"""
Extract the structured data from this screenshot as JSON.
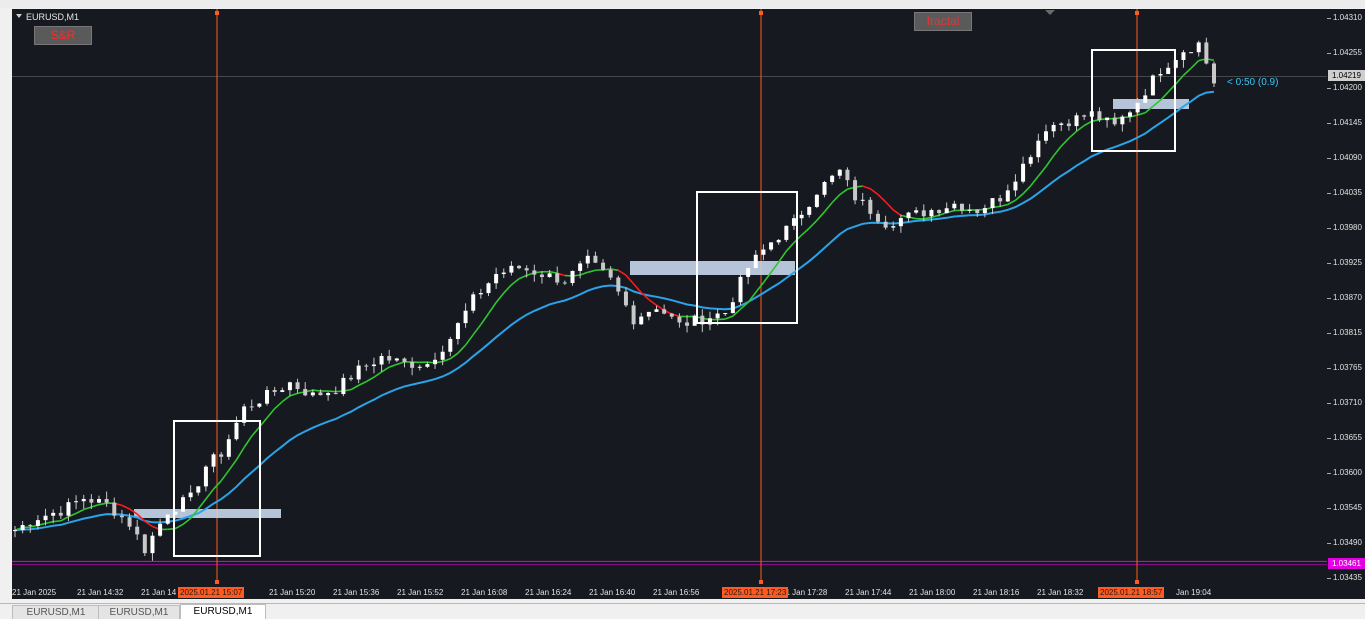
{
  "chart": {
    "symbol_label": "EURUSD,M1",
    "buttons": {
      "sr": "S&R",
      "fractal": "fractal"
    },
    "countdown": "< 0:50 (0.9)",
    "current_price_label": "1.04219",
    "level_price_label": "1.03461",
    "colors": {
      "background": "#16191f",
      "candle": "#c8c8c8",
      "ma_fast": "#2fc62f",
      "ma_slow": "#2aa3e8",
      "ma_fast_down": "#ff1a1a",
      "zone": "#c7d7ec",
      "box": "#ffffff",
      "vline": "#ff5a1f",
      "level": "#e200e2"
    }
  },
  "price_ticks": [
    "1.04310",
    "1.04255",
    "1.04200",
    "1.04145",
    "1.04090",
    "1.04035",
    "1.03980",
    "1.03925",
    "1.03870",
    "1.03815",
    "1.03765",
    "1.03710",
    "1.03655",
    "1.03600",
    "1.03545",
    "1.03490",
    "1.03435"
  ],
  "time_labels": [
    "21 Jan 2025",
    "21 Jan 14:32",
    "21 Jan 14",
    "21 Jan 15:20",
    "21 Jan 15:36",
    "21 Jan 15:52",
    "21 Jan 16:08",
    "21 Jan 16:24",
    "21 Jan 16:40",
    "21 Jan 16:56",
    "21 Jan 17:28",
    "21 Jan 17:44",
    "21 Jan 18:00",
    "21 Jan 18:16",
    "21 Jan 18:32",
    "Jan 19:04"
  ],
  "highlight_times": [
    "2025.01.21 15:07",
    "2025.01.21 17:23",
    "2025.01.21 18:57"
  ],
  "tabs": [
    {
      "label": "EURUSD,M1",
      "active": false
    },
    {
      "label": "EURUSD,M1",
      "active": false
    },
    {
      "label": "EURUSD,M1",
      "active": true
    }
  ],
  "chart_data": {
    "type": "candlestick",
    "symbol": "EURUSD",
    "timeframe": "M1",
    "ylim": [
      1.03435,
      1.0431
    ],
    "close_path": [
      [
        0,
        1.0351
      ],
      [
        3,
        1.0353
      ],
      [
        6,
        1.0354
      ],
      [
        9,
        1.0356
      ],
      [
        12,
        1.0355
      ],
      [
        15,
        1.0352
      ],
      [
        17,
        1.0348
      ],
      [
        20,
        1.0354
      ],
      [
        23,
        1.0356
      ],
      [
        25,
        1.0361
      ],
      [
        27,
        1.0363
      ],
      [
        30,
        1.037
      ],
      [
        33,
        1.0372
      ],
      [
        36,
        1.0374
      ],
      [
        39,
        1.0372
      ],
      [
        42,
        1.0373
      ],
      [
        45,
        1.0376
      ],
      [
        48,
        1.0378
      ],
      [
        51,
        1.0377
      ],
      [
        54,
        1.0377
      ],
      [
        57,
        1.0381
      ],
      [
        60,
        1.0387
      ],
      [
        63,
        1.0391
      ],
      [
        66,
        1.0392
      ],
      [
        69,
        1.0391
      ],
      [
        72,
        1.039
      ],
      [
        75,
        1.0393
      ],
      [
        78,
        1.039
      ],
      [
        81,
        1.0384
      ],
      [
        84,
        1.0386
      ],
      [
        87,
        1.0383
      ],
      [
        90,
        1.0384
      ],
      [
        93,
        1.0385
      ],
      [
        96,
        1.0392
      ],
      [
        99,
        1.0396
      ],
      [
        102,
        1.0399
      ],
      [
        105,
        1.0404
      ],
      [
        108,
        1.0407
      ],
      [
        110,
        1.0403
      ],
      [
        112,
        1.0401
      ],
      [
        114,
        1.0399
      ],
      [
        117,
        1.04
      ],
      [
        120,
        1.0401
      ],
      [
        123,
        1.0402
      ],
      [
        126,
        1.0401
      ],
      [
        129,
        1.0403
      ],
      [
        132,
        1.0408
      ],
      [
        135,
        1.0414
      ],
      [
        138,
        1.0415
      ],
      [
        141,
        1.0416
      ],
      [
        144,
        1.0414
      ],
      [
        147,
        1.0418
      ],
      [
        150,
        1.0423
      ],
      [
        153,
        1.0426
      ],
      [
        155,
        1.0427
      ],
      [
        157,
        1.0421
      ]
    ]
  }
}
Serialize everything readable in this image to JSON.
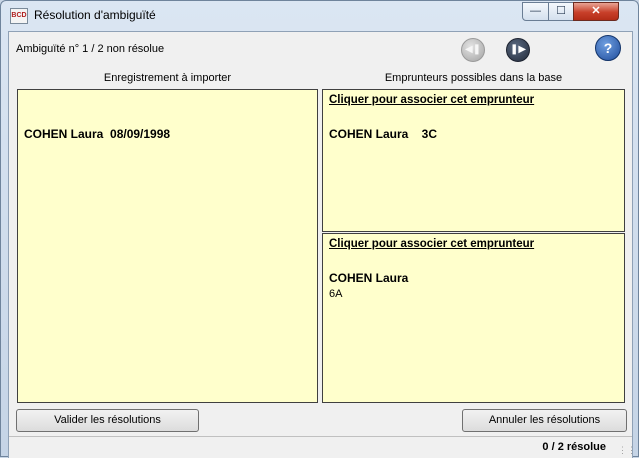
{
  "window": {
    "title": "Résolution d'ambiguïté",
    "icon": "app-icon",
    "controls": {
      "minimize": "—",
      "maximize": "☐",
      "close": "✕"
    }
  },
  "header": {
    "ambiguity_status": "Ambiguïté n° 1 / 2 non résolue",
    "prev_icon": "previous-icon",
    "next_icon": "next-icon",
    "help_icon": "help-icon"
  },
  "columns": {
    "left_title": "Enregistrement à importer",
    "right_title": "Emprunteurs possibles dans la base"
  },
  "import_record": {
    "name": "COHEN Laura  08/09/1998"
  },
  "candidates": [
    {
      "link_text": "Cliquer pour associer cet emprunteur",
      "name": "COHEN Laura    3C",
      "class": ""
    },
    {
      "link_text": "Cliquer pour associer cet emprunteur",
      "name": "COHEN Laura",
      "class": "6A"
    }
  ],
  "footer": {
    "validate_label": "Valider les résolutions",
    "cancel_label": "Annuler les résolutions",
    "status": "0 / 2 résolue"
  }
}
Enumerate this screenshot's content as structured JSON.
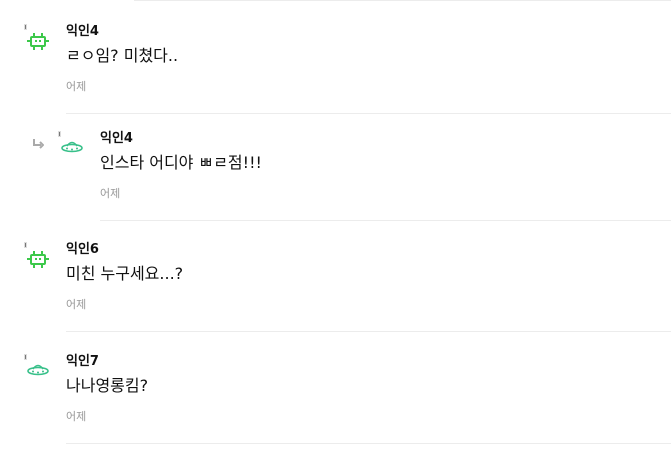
{
  "comments": [
    {
      "author": "익인4",
      "text": "ㄹㅇ임? 미쳤다..",
      "time": "어제",
      "avatar_icon": "robot-icon",
      "reply": false
    },
    {
      "author": "익인4",
      "text": "인스타 어디야 ㅃㄹ점!!!",
      "time": "어제",
      "avatar_icon": "ufo-icon",
      "reply": true
    },
    {
      "author": "익인6",
      "text": "미친 누구세요...?",
      "time": "어제",
      "avatar_icon": "robot-icon",
      "reply": false
    },
    {
      "author": "익인7",
      "text": "나나영롱킴?",
      "time": "어제",
      "avatar_icon": "ufo-icon",
      "reply": false
    }
  ],
  "colors": {
    "avatar_green": "#3cc84a",
    "avatar_teal": "#38c08a",
    "divider": "#ececec",
    "time_gray": "#999999"
  }
}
"""
Repeat each entry exactly as given; no pictures belong in the copy.

Extract the structured data from this screenshot as JSON.
{
  "chart": {
    "symbol_label": "EURUSD,M1",
    "buttons": {
      "sr": "S&R",
      "fractal": "fractal"
    },
    "countdown": "< 0:50 (0.9)",
    "current_price_label": "1.04219",
    "level_price_label": "1.03461",
    "colors": {
      "background": "#16191f",
      "candle": "#c8c8c8",
      "ma_fast": "#2fc62f",
      "ma_slow": "#2aa3e8",
      "ma_fast_down": "#ff1a1a",
      "zone": "#c7d7ec",
      "box": "#ffffff",
      "vline": "#ff5a1f",
      "level": "#e200e2"
    }
  },
  "price_ticks": [
    "1.04310",
    "1.04255",
    "1.04200",
    "1.04145",
    "1.04090",
    "1.04035",
    "1.03980",
    "1.03925",
    "1.03870",
    "1.03815",
    "1.03765",
    "1.03710",
    "1.03655",
    "1.03600",
    "1.03545",
    "1.03490",
    "1.03435"
  ],
  "time_labels": [
    "21 Jan 2025",
    "21 Jan 14:32",
    "21 Jan 14",
    "21 Jan 15:20",
    "21 Jan 15:36",
    "21 Jan 15:52",
    "21 Jan 16:08",
    "21 Jan 16:24",
    "21 Jan 16:40",
    "21 Jan 16:56",
    "21 Jan 17:28",
    "21 Jan 17:44",
    "21 Jan 18:00",
    "21 Jan 18:16",
    "21 Jan 18:32",
    "Jan 19:04"
  ],
  "highlight_times": [
    "2025.01.21 15:07",
    "2025.01.21 17:23",
    "2025.01.21 18:57"
  ],
  "tabs": [
    {
      "label": "EURUSD,M1",
      "active": false
    },
    {
      "label": "EURUSD,M1",
      "active": false
    },
    {
      "label": "EURUSD,M1",
      "active": true
    }
  ],
  "chart_data": {
    "type": "candlestick",
    "symbol": "EURUSD",
    "timeframe": "M1",
    "ylim": [
      1.03435,
      1.0431
    ],
    "close_path": [
      [
        0,
        1.0351
      ],
      [
        3,
        1.0353
      ],
      [
        6,
        1.0354
      ],
      [
        9,
        1.0356
      ],
      [
        12,
        1.0355
      ],
      [
        15,
        1.0352
      ],
      [
        17,
        1.0348
      ],
      [
        20,
        1.0354
      ],
      [
        23,
        1.0356
      ],
      [
        25,
        1.0361
      ],
      [
        27,
        1.0363
      ],
      [
        30,
        1.037
      ],
      [
        33,
        1.0372
      ],
      [
        36,
        1.0374
      ],
      [
        39,
        1.0372
      ],
      [
        42,
        1.0373
      ],
      [
        45,
        1.0376
      ],
      [
        48,
        1.0378
      ],
      [
        51,
        1.0377
      ],
      [
        54,
        1.0377
      ],
      [
        57,
        1.0381
      ],
      [
        60,
        1.0387
      ],
      [
        63,
        1.0391
      ],
      [
        66,
        1.0392
      ],
      [
        69,
        1.0391
      ],
      [
        72,
        1.039
      ],
      [
        75,
        1.0393
      ],
      [
        78,
        1.039
      ],
      [
        81,
        1.0384
      ],
      [
        84,
        1.0386
      ],
      [
        87,
        1.0383
      ],
      [
        90,
        1.0384
      ],
      [
        93,
        1.0385
      ],
      [
        96,
        1.0392
      ],
      [
        99,
        1.0396
      ],
      [
        102,
        1.0399
      ],
      [
        105,
        1.0404
      ],
      [
        108,
        1.0407
      ],
      [
        110,
        1.0403
      ],
      [
        112,
        1.0401
      ],
      [
        114,
        1.0399
      ],
      [
        117,
        1.04
      ],
      [
        120,
        1.0401
      ],
      [
        123,
        1.0402
      ],
      [
        126,
        1.0401
      ],
      [
        129,
        1.0403
      ],
      [
        132,
        1.0408
      ],
      [
        135,
        1.0414
      ],
      [
        138,
        1.0415
      ],
      [
        141,
        1.0416
      ],
      [
        144,
        1.0414
      ],
      [
        147,
        1.0418
      ],
      [
        150,
        1.0423
      ],
      [
        153,
        1.0426
      ],
      [
        155,
        1.0427
      ],
      [
        157,
        1.0421
      ]
    ]
  }
}
Serialize everything readable in this image to JSON.
{
  "window": {
    "title": "Résolution d'ambiguïté",
    "icon": "app-icon",
    "controls": {
      "minimize": "—",
      "maximize": "☐",
      "close": "✕"
    }
  },
  "header": {
    "ambiguity_status": "Ambiguïté n° 1 / 2 non résolue",
    "prev_icon": "previous-icon",
    "next_icon": "next-icon",
    "help_icon": "help-icon"
  },
  "columns": {
    "left_title": "Enregistrement à importer",
    "right_title": "Emprunteurs possibles dans la base"
  },
  "import_record": {
    "name": "COHEN Laura  08/09/1998"
  },
  "candidates": [
    {
      "link_text": "Cliquer pour associer cet emprunteur",
      "name": "COHEN Laura    3C",
      "class": ""
    },
    {
      "link_text": "Cliquer pour associer cet emprunteur",
      "name": "COHEN Laura",
      "class": "6A"
    }
  ],
  "footer": {
    "validate_label": "Valider les résolutions",
    "cancel_label": "Annuler les résolutions",
    "status": "0 / 2 résolue"
  }
}
Enumerate this screenshot's content as structured JSON.
{
  "comments": [
    {
      "author": "익인4",
      "text": "ㄹㅇ임? 미쳤다..",
      "time": "어제",
      "avatar_icon": "robot-icon",
      "reply": false
    },
    {
      "author": "익인4",
      "text": "인스타 어디야 ㅃㄹ점!!!",
      "time": "어제",
      "avatar_icon": "ufo-icon",
      "reply": true
    },
    {
      "author": "익인6",
      "text": "미친 누구세요...?",
      "time": "어제",
      "avatar_icon": "robot-icon",
      "reply": false
    },
    {
      "author": "익인7",
      "text": "나나영롱킴?",
      "time": "어제",
      "avatar_icon": "ufo-icon",
      "reply": false
    }
  ],
  "colors": {
    "avatar_green": "#3cc84a",
    "avatar_teal": "#38c08a",
    "divider": "#ececec",
    "time_gray": "#999999"
  }
}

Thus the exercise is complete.